Start
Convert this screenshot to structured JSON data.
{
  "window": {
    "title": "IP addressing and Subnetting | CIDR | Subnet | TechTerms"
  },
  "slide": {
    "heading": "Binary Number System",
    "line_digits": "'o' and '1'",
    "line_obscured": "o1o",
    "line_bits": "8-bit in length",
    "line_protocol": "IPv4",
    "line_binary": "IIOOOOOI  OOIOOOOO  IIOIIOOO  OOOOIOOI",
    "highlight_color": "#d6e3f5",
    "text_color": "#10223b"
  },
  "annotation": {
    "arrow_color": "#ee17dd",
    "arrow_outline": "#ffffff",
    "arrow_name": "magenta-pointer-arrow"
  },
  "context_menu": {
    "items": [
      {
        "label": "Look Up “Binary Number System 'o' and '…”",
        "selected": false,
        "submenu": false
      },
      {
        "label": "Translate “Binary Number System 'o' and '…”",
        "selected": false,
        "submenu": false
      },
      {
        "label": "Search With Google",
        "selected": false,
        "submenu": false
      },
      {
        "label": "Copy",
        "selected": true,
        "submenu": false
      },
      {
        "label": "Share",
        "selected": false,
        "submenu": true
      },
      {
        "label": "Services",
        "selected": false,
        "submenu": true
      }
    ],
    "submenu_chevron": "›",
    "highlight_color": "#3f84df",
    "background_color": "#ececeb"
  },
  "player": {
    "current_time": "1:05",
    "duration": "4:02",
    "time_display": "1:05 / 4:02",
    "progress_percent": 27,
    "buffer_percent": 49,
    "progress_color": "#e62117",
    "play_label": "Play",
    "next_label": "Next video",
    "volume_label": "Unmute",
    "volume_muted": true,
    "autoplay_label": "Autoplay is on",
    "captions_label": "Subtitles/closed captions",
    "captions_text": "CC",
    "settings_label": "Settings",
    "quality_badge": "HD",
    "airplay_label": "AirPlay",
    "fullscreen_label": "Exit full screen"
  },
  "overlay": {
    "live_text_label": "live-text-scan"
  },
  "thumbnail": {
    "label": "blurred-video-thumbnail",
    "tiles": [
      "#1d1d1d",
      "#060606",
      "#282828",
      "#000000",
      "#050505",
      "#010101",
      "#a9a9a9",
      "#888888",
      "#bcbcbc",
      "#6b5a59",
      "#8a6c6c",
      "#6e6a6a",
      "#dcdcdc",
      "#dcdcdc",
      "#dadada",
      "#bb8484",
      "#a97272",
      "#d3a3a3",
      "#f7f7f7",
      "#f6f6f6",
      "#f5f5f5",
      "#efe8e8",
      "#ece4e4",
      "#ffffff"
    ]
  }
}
End
◆ Given problem
From the listing above, extract all records word for word.

◆ Task response
Convert this screenshot to structured JSON data.
{
  "window": {
    "title": "IP addressing and Subnetting | CIDR | Subnet | TechTerms"
  },
  "slide": {
    "heading": "Binary Number System",
    "line_digits": "'o' and '1'",
    "line_obscured": "o1o",
    "line_bits": "8-bit in length",
    "line_protocol": "IPv4",
    "line_binary": "IIOOOOOI  OOIOOOOO  IIOIIOOO  OOOOIOOI",
    "highlight_color": "#d6e3f5",
    "text_color": "#10223b"
  },
  "annotation": {
    "arrow_color": "#ee17dd",
    "arrow_outline": "#ffffff",
    "arrow_name": "magenta-pointer-arrow"
  },
  "context_menu": {
    "items": [
      {
        "label": "Look Up “Binary Number System 'o' and '…”",
        "selected": false,
        "submenu": false
      },
      {
        "label": "Translate “Binary Number System 'o' and '…”",
        "selected": false,
        "submenu": false
      },
      {
        "label": "Search With Google",
        "selected": false,
        "submenu": false
      },
      {
        "label": "Copy",
        "selected": true,
        "submenu": false
      },
      {
        "label": "Share",
        "selected": false,
        "submenu": true
      },
      {
        "label": "Services",
        "selected": false,
        "submenu": true
      }
    ],
    "submenu_chevron": "›",
    "highlight_color": "#3f84df",
    "background_color": "#ececeb"
  },
  "player": {
    "current_time": "1:05",
    "duration": "4:02",
    "time_display": "1:05 / 4:02",
    "progress_percent": 27,
    "buffer_percent": 49,
    "progress_color": "#e62117",
    "play_label": "Play",
    "next_label": "Next video",
    "volume_label": "Unmute",
    "volume_muted": true,
    "autoplay_label": "Autoplay is on",
    "captions_label": "Subtitles/closed captions",
    "captions_text": "CC",
    "settings_label": "Settings",
    "quality_badge": "HD",
    "airplay_label": "AirPlay",
    "fullscreen_label": "Exit full screen"
  },
  "overlay": {
    "live_text_label": "live-text-scan"
  },
  "thumbnail": {
    "label": "blurred-video-thumbnail",
    "tiles": [
      "#1d1d1d",
      "#060606",
      "#282828",
      "#000000",
      "#050505",
      "#010101",
      "#a9a9a9",
      "#888888",
      "#bcbcbc",
      "#6b5a59",
      "#8a6c6c",
      "#6e6a6a",
      "#dcdcdc",
      "#dcdcdc",
      "#dadada",
      "#bb8484",
      "#a97272",
      "#d3a3a3",
      "#f7f7f7",
      "#f6f6f6",
      "#f5f5f5",
      "#efe8e8",
      "#ece4e4",
      "#ffffff"
    ]
  }
}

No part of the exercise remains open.